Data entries
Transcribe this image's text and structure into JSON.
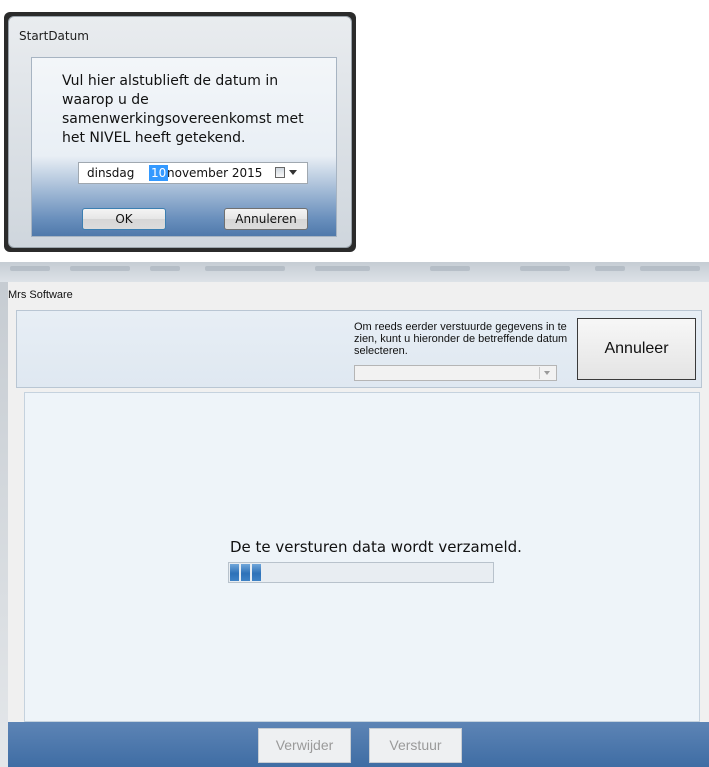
{
  "start_dialog": {
    "title": "StartDatum",
    "message": "Vul hier alstublieft de datum in waarop u de samenwerkingsovereenkomst met het NIVEL heeft getekend.",
    "date_picker": {
      "weekday": "dinsdag",
      "day": "10",
      "month_year": "november 2015",
      "icon": "calendar-icon"
    },
    "ok_label": "OK",
    "cancel_label": "Annuleren"
  },
  "main_window": {
    "title": "Mrs Software",
    "info_text": "Om reeds eerder verstuurde gegevens in te zien, kunt u hieronder de betreffende datum selecteren.",
    "date_select_value": "",
    "cancel_label": "Annuleer",
    "status_text": "De te versturen data wordt verzameld.",
    "progress_segments": 3,
    "buttons": {
      "delete_label": "Verwijder",
      "send_label": "Verstuur"
    }
  },
  "colors": {
    "accent_blue": "#3e82c6",
    "footer_blue": "#4f79ab",
    "selection_blue": "#3399ff",
    "disabled_text": "#9a9a9a"
  }
}
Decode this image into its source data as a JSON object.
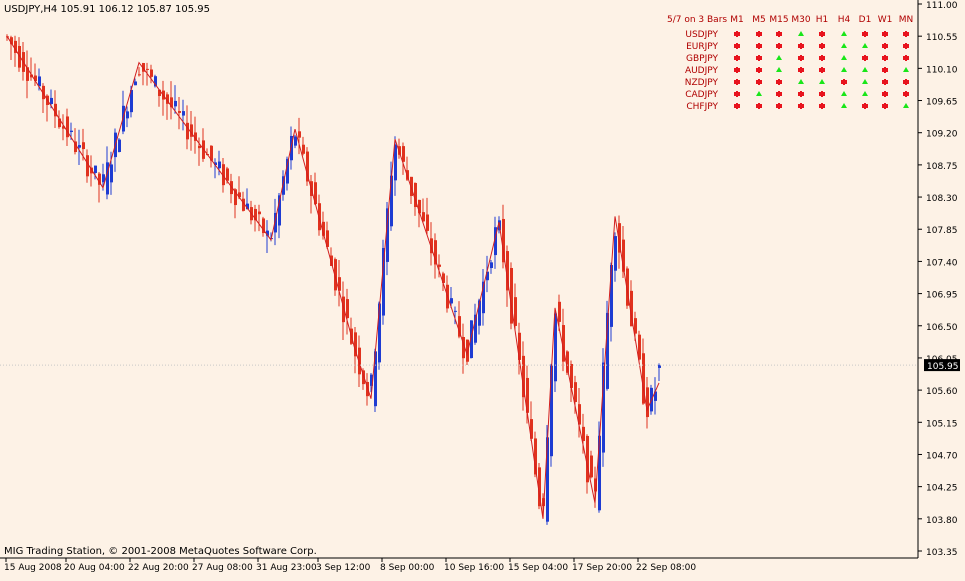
{
  "header": {
    "symbol_info": "USDJPY,H4  105.91 106.12 105.87 105.95"
  },
  "footer": {
    "copyright": "MIG Trading Station, © 2001-2008 MetaQuotes Software Corp."
  },
  "signal_panel": {
    "title": "5/7 on 3 Bars",
    "timeframes": [
      "M1",
      "M5",
      "M15",
      "M30",
      "H1",
      "H4",
      "D1",
      "W1",
      "MN"
    ],
    "rows": [
      {
        "pair": "USDJPY",
        "states": [
          "down",
          "down",
          "down",
          "up",
          "down",
          "up",
          "down",
          "down",
          "down"
        ]
      },
      {
        "pair": "EURJPY",
        "states": [
          "down",
          "down",
          "down",
          "down",
          "down",
          "up",
          "up",
          "down",
          "down"
        ]
      },
      {
        "pair": "GBPJPY",
        "states": [
          "down",
          "down",
          "up",
          "down",
          "down",
          "up",
          "down",
          "down",
          "down"
        ]
      },
      {
        "pair": "AUDJPY",
        "states": [
          "down",
          "down",
          "up",
          "down",
          "down",
          "up",
          "up",
          "down",
          "up"
        ]
      },
      {
        "pair": "NZDJPY",
        "states": [
          "down",
          "down",
          "down",
          "up",
          "up",
          "down",
          "up",
          "down",
          "down"
        ]
      },
      {
        "pair": "CADJPY",
        "states": [
          "down",
          "up",
          "down",
          "down",
          "down",
          "up",
          "up",
          "down",
          "down"
        ]
      },
      {
        "pair": "CHFJPY",
        "states": [
          "down",
          "down",
          "down",
          "down",
          "down",
          "up",
          "down",
          "down",
          "up"
        ]
      }
    ],
    "colors": {
      "down": "#e8141e",
      "up": "#19e619",
      "label": "#b00000"
    }
  },
  "colors": {
    "background": "#fdf2e6",
    "bull": "#1e3cd2",
    "bear": "#e0321e",
    "zigzag": "#d21e1e",
    "axis": "#000000",
    "price_marker_bg": "#000000",
    "price_marker_text": "#ffffff"
  },
  "chart_data": {
    "type": "candlestick",
    "symbol": "USDJPY",
    "timeframe": "H4",
    "current_price": 105.95,
    "ohlc_last": {
      "open": 105.91,
      "high": 106.12,
      "low": 105.87,
      "close": 105.95
    },
    "y_ticks": [
      111.0,
      110.55,
      110.1,
      109.65,
      109.2,
      108.75,
      108.3,
      107.85,
      107.4,
      106.95,
      106.5,
      106.05,
      105.6,
      105.15,
      104.7,
      104.25,
      103.8,
      103.35
    ],
    "ylim": [
      103.35,
      111.0
    ],
    "x_ticks": [
      "15 Aug 2008",
      "20 Aug 04:00",
      "22 Aug 20:00",
      "27 Aug 08:00",
      "31 Aug 23:00",
      "3 Sep 12:00",
      "8 Sep 00:00",
      "10 Sep 16:00",
      "15 Sep 04:00",
      "17 Sep 20:00",
      "22 Sep 08:00"
    ],
    "x_tick_bars": [
      0,
      15,
      31,
      47,
      63,
      78,
      94,
      110,
      126,
      142,
      158
    ],
    "bar_count": 175,
    "zigzag": [
      {
        "bar": 0,
        "price": 110.55
      },
      {
        "bar": 24,
        "price": 108.43
      },
      {
        "bar": 33,
        "price": 110.18
      },
      {
        "bar": 66,
        "price": 107.7
      },
      {
        "bar": 72,
        "price": 109.25
      },
      {
        "bar": 87,
        "price": 106.17
      },
      {
        "bar": 91,
        "price": 105.48
      },
      {
        "bar": 97,
        "price": 109.11
      },
      {
        "bar": 115,
        "price": 106.1
      },
      {
        "bar": 123,
        "price": 107.95
      },
      {
        "bar": 134,
        "price": 103.8
      },
      {
        "bar": 137,
        "price": 106.75
      },
      {
        "bar": 147,
        "price": 104.02
      },
      {
        "bar": 152,
        "price": 108.03
      },
      {
        "bar": 160,
        "price": 105.32
      },
      {
        "bar": 163,
        "price": 105.7
      }
    ],
    "grid": false
  }
}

Exercise objective | Print each record exactly as it stands, leaving the images out.

Complete response |
Transcribe this image's text and structure into JSON.
{
  "start_dialog": {
    "title": "StartDatum",
    "message": "Vul hier alstublieft de datum in waarop u de samenwerkingsovereenkomst met het NIVEL heeft getekend.",
    "date_picker": {
      "weekday": "dinsdag",
      "day": "10",
      "month_year": "november 2015",
      "icon": "calendar-icon"
    },
    "ok_label": "OK",
    "cancel_label": "Annuleren"
  },
  "main_window": {
    "title": "Mrs Software",
    "info_text": "Om reeds eerder verstuurde gegevens in te zien, kunt u hieronder de betreffende datum selecteren.",
    "date_select_value": "",
    "cancel_label": "Annuleer",
    "status_text": "De te versturen data wordt verzameld.",
    "progress_segments": 3,
    "buttons": {
      "delete_label": "Verwijder",
      "send_label": "Verstuur"
    }
  },
  "colors": {
    "accent_blue": "#3e82c6",
    "footer_blue": "#4f79ab",
    "selection_blue": "#3399ff",
    "disabled_text": "#9a9a9a"
  }
}
Decode this image into its source data as a JSON object.
{
  "header": {
    "symbol_info": "USDJPY,H4  105.91 106.12 105.87 105.95"
  },
  "footer": {
    "copyright": "MIG Trading Station, © 2001-2008 MetaQuotes Software Corp."
  },
  "signal_panel": {
    "title": "5/7 on 3 Bars",
    "timeframes": [
      "M1",
      "M5",
      "M15",
      "M30",
      "H1",
      "H4",
      "D1",
      "W1",
      "MN"
    ],
    "rows": [
      {
        "pair": "USDJPY",
        "states": [
          "down",
          "down",
          "down",
          "up",
          "down",
          "up",
          "down",
          "down",
          "down"
        ]
      },
      {
        "pair": "EURJPY",
        "states": [
          "down",
          "down",
          "down",
          "down",
          "down",
          "up",
          "up",
          "down",
          "down"
        ]
      },
      {
        "pair": "GBPJPY",
        "states": [
          "down",
          "down",
          "up",
          "down",
          "down",
          "up",
          "down",
          "down",
          "down"
        ]
      },
      {
        "pair": "AUDJPY",
        "states": [
          "down",
          "down",
          "up",
          "down",
          "down",
          "up",
          "up",
          "down",
          "up"
        ]
      },
      {
        "pair": "NZDJPY",
        "states": [
          "down",
          "down",
          "down",
          "up",
          "up",
          "down",
          "up",
          "down",
          "down"
        ]
      },
      {
        "pair": "CADJPY",
        "states": [
          "down",
          "up",
          "down",
          "down",
          "down",
          "up",
          "up",
          "down",
          "down"
        ]
      },
      {
        "pair": "CHFJPY",
        "states": [
          "down",
          "down",
          "down",
          "down",
          "down",
          "up",
          "down",
          "down",
          "up"
        ]
      }
    ],
    "colors": {
      "down": "#e8141e",
      "up": "#19e619",
      "label": "#b00000"
    }
  },
  "colors": {
    "background": "#fdf2e6",
    "bull": "#1e3cd2",
    "bear": "#e0321e",
    "zigzag": "#d21e1e",
    "axis": "#000000",
    "price_marker_bg": "#000000",
    "price_marker_text": "#ffffff"
  },
  "chart_data": {
    "type": "candlestick",
    "symbol": "USDJPY",
    "timeframe": "H4",
    "current_price": 105.95,
    "ohlc_last": {
      "open": 105.91,
      "high": 106.12,
      "low": 105.87,
      "close": 105.95
    },
    "y_ticks": [
      111.0,
      110.55,
      110.1,
      109.65,
      109.2,
      108.75,
      108.3,
      107.85,
      107.4,
      106.95,
      106.5,
      106.05,
      105.6,
      105.15,
      104.7,
      104.25,
      103.8,
      103.35
    ],
    "ylim": [
      103.35,
      111.0
    ],
    "x_ticks": [
      "15 Aug 2008",
      "20 Aug 04:00",
      "22 Aug 20:00",
      "27 Aug 08:00",
      "31 Aug 23:00",
      "3 Sep 12:00",
      "8 Sep 00:00",
      "10 Sep 16:00",
      "15 Sep 04:00",
      "17 Sep 20:00",
      "22 Sep 08:00"
    ],
    "x_tick_bars": [
      0,
      15,
      31,
      47,
      63,
      78,
      94,
      110,
      126,
      142,
      158
    ],
    "bar_count": 175,
    "zigzag": [
      {
        "bar": 0,
        "price": 110.55
      },
      {
        "bar": 24,
        "price": 108.43
      },
      {
        "bar": 33,
        "price": 110.18
      },
      {
        "bar": 66,
        "price": 107.7
      },
      {
        "bar": 72,
        "price": 109.25
      },
      {
        "bar": 87,
        "price": 106.17
      },
      {
        "bar": 91,
        "price": 105.48
      },
      {
        "bar": 97,
        "price": 109.11
      },
      {
        "bar": 115,
        "price": 106.1
      },
      {
        "bar": 123,
        "price": 107.95
      },
      {
        "bar": 134,
        "price": 103.8
      },
      {
        "bar": 137,
        "price": 106.75
      },
      {
        "bar": 147,
        "price": 104.02
      },
      {
        "bar": 152,
        "price": 108.03
      },
      {
        "bar": 160,
        "price": 105.32
      },
      {
        "bar": 163,
        "price": 105.7
      }
    ],
    "grid": false
  }
}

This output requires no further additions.